**AUSGEWÄHLTER TEXT**.
# Ingi-Zeugs in der Arena



## Kemsyt (6. September 2007)

Hi Leute!

Hab zu dem Thema bis jezz nichts konkretes gefunden, falls ich was übersehen habe wär ich über einen entsprechenden link hoch erfreut 


			Dieser Inhalt steht nur eingeloggten Mitgliedern zur Verfügung.
        



Frage:

Kann ein Ingi seine Sachen auch in der Arena nutzen? 

Wenn nein, .......Schade^^
Wenn ja,  .........Gilt das für alle Teile , bzw für welche? 


Vielen Dank schonmal im Voraus!!

Mfg, Kemsyt


----------



## Bellringer (10. September 2007)

Kemsyt schrieb:


> Hi Leute!
> 
> Hab zu dem Thema bis jezz nichts konkretes gefunden, falls ich was übersehen habe wär ich über einen entsprechenden link hoch erfreut
> 
> ...



Man kann KEINE Ingenieursgegenstände in der Arena benutzen, welche dir irgendwelche Vorteile bringen.

[Zeilen zum visuellen Aufbau]

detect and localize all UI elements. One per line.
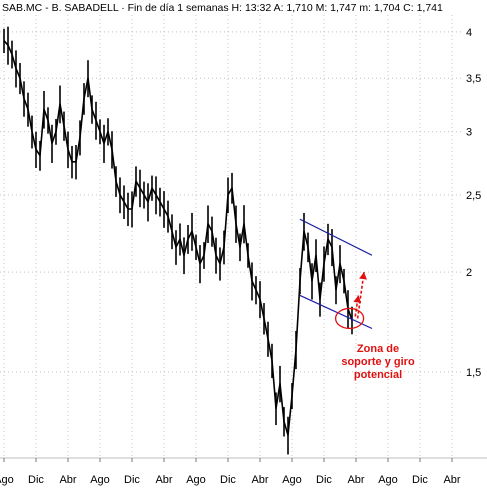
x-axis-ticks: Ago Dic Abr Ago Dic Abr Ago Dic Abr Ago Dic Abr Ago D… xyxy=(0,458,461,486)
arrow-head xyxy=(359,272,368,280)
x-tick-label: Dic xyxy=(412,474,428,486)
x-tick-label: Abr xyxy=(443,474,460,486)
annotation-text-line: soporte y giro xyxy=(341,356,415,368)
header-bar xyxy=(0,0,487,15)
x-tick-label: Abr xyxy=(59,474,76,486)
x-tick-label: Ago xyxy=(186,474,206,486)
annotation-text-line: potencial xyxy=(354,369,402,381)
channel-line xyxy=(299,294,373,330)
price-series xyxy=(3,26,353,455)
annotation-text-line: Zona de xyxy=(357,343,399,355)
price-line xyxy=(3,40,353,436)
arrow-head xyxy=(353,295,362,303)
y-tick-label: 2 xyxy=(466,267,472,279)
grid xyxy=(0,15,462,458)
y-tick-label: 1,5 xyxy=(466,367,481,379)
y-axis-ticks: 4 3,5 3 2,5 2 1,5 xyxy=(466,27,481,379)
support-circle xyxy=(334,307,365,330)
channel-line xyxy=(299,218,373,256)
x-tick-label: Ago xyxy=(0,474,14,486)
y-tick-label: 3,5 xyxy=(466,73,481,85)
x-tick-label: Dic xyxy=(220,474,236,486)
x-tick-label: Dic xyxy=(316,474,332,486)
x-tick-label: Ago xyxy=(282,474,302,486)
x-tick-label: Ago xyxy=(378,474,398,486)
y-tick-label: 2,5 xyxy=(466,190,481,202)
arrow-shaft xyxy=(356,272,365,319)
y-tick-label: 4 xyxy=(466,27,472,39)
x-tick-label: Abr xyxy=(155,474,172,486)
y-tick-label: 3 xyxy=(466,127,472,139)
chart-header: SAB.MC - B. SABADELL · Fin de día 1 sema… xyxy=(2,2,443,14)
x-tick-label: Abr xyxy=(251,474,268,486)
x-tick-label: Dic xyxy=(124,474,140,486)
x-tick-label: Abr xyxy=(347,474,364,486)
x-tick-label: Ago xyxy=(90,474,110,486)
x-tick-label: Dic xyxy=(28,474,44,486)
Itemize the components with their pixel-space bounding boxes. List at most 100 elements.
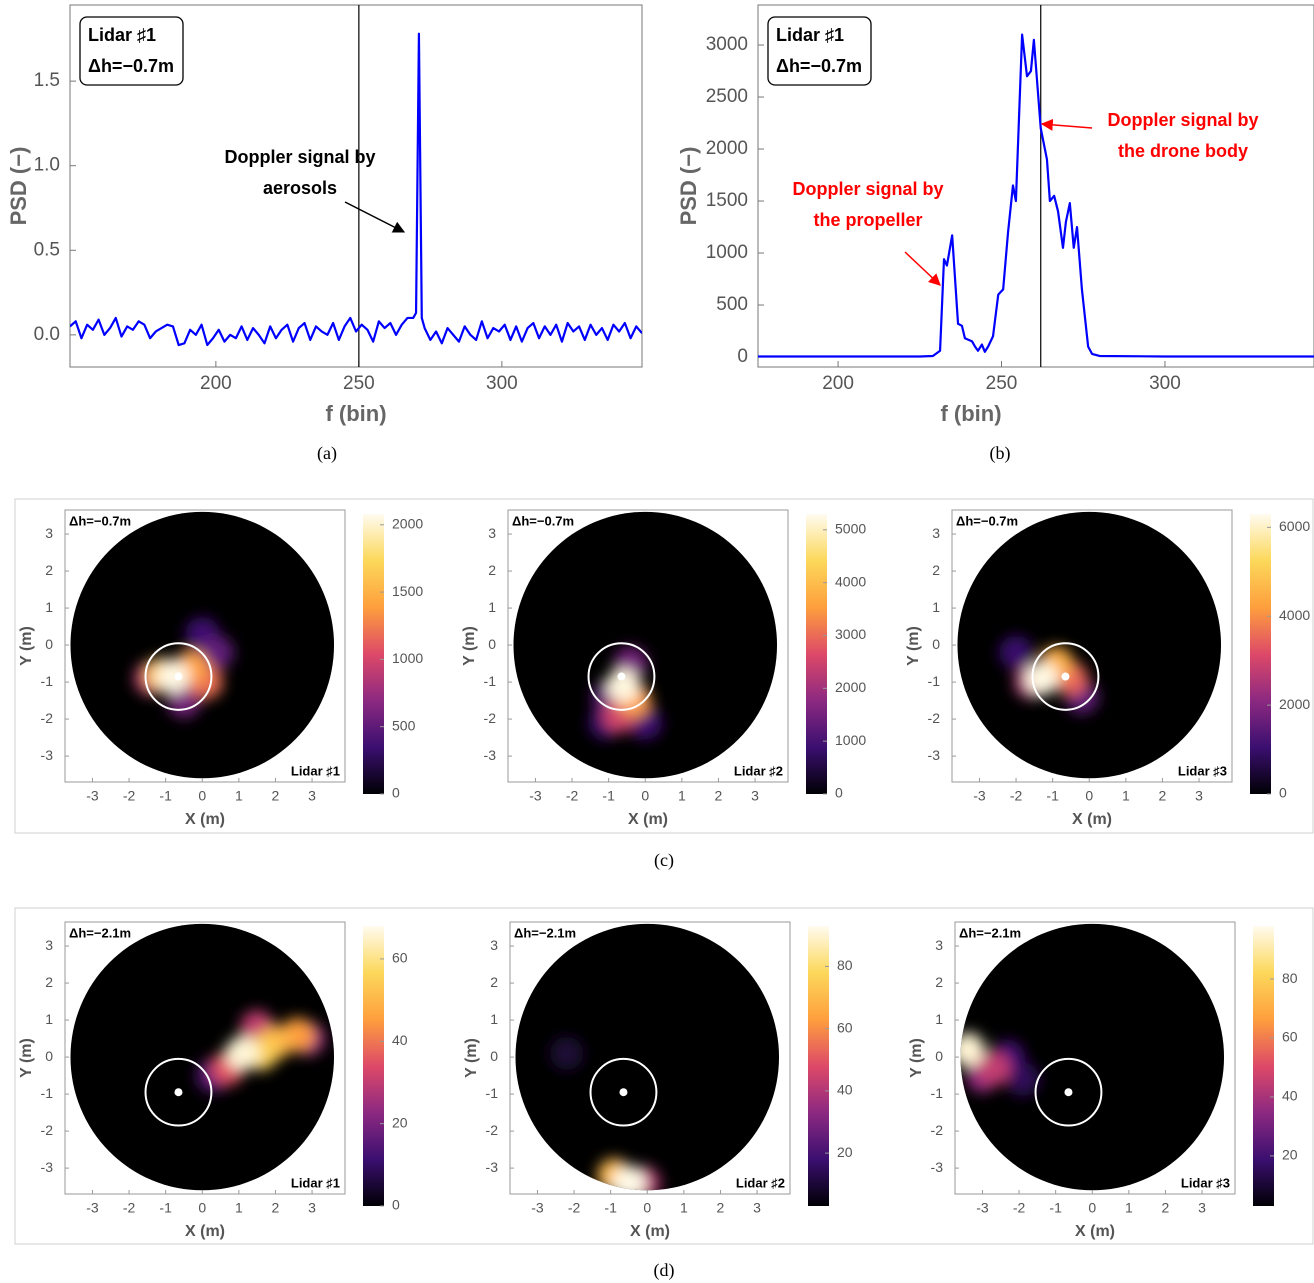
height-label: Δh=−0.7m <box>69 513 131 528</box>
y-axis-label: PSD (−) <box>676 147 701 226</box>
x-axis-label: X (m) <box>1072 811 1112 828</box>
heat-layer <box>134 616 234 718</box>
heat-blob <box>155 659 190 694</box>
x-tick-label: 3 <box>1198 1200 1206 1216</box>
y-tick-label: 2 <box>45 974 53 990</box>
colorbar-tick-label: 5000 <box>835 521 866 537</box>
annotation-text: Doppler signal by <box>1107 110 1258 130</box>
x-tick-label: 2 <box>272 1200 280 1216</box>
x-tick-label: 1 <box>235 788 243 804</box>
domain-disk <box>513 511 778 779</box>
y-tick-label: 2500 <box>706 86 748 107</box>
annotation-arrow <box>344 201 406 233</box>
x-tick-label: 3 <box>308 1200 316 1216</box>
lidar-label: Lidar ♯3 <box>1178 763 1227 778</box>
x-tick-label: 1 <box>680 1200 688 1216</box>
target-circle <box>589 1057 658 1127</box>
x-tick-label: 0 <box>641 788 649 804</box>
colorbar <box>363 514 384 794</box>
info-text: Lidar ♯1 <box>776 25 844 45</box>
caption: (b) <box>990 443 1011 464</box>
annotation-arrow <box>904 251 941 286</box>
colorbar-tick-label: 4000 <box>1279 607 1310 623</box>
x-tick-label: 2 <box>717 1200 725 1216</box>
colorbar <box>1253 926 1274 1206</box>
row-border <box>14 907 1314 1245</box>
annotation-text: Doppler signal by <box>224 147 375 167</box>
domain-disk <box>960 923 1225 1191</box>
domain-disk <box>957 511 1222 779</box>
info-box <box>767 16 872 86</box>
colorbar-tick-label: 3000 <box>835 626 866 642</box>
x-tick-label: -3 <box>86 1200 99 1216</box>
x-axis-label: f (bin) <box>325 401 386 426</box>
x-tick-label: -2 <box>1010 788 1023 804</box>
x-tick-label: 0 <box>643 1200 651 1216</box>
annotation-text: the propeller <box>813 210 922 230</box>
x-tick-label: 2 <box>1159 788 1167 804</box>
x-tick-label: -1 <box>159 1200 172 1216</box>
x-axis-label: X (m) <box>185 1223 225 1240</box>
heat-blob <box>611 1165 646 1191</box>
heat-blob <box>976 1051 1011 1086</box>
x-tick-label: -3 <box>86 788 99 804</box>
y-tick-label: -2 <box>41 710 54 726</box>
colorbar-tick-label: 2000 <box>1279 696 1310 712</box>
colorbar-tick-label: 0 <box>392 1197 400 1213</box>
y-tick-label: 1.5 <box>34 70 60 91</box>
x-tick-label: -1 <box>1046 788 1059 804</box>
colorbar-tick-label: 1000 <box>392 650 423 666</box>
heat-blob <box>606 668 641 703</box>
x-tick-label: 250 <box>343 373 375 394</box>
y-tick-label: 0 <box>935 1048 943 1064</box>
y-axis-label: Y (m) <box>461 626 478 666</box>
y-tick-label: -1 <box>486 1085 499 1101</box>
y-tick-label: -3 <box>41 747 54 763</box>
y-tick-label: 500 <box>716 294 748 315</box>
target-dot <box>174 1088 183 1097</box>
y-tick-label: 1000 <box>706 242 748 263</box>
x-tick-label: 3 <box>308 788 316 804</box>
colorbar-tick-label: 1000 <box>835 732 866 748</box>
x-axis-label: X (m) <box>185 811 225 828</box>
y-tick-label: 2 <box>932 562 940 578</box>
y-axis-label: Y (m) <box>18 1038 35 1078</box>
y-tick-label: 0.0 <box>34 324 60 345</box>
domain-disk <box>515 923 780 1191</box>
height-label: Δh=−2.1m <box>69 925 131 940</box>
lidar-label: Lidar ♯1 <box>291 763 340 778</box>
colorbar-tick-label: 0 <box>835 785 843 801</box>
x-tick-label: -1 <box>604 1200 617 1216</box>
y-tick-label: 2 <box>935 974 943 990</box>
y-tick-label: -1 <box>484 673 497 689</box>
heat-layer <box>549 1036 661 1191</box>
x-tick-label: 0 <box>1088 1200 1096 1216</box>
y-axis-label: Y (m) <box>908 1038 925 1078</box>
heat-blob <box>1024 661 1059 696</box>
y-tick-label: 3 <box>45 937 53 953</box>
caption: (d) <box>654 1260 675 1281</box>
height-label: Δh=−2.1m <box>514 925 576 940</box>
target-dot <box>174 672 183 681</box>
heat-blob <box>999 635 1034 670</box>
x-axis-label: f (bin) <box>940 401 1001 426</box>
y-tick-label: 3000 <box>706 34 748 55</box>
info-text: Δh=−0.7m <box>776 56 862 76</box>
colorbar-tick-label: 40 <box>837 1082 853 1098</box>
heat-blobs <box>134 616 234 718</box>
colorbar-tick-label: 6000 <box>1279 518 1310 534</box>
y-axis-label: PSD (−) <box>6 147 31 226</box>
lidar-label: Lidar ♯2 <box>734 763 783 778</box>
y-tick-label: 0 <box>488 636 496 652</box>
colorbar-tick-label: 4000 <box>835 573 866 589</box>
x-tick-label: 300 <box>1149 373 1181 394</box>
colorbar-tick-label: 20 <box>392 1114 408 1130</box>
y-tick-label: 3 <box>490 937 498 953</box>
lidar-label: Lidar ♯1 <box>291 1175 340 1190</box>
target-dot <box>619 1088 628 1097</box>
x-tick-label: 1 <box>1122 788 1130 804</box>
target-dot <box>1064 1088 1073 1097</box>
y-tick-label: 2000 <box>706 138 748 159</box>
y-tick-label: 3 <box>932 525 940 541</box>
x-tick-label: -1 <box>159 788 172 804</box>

**AUFGABE**.
Schreib alle Sätze aus Kemsyts Beitrag im Forumsverlauf über Ingi-Sachen in der Arena heraus, die mit einem Fragezeichen oder einem Ausrufezeichen enden.

**ANTWORT**.
Hi Leute!
Kann ein Ingi seine Sachen auch in der Arena nutzen?
Wenn ja,  .........Gilt das für alle Teile , bzw für welche?
Vielen Dank schonmal im Voraus!!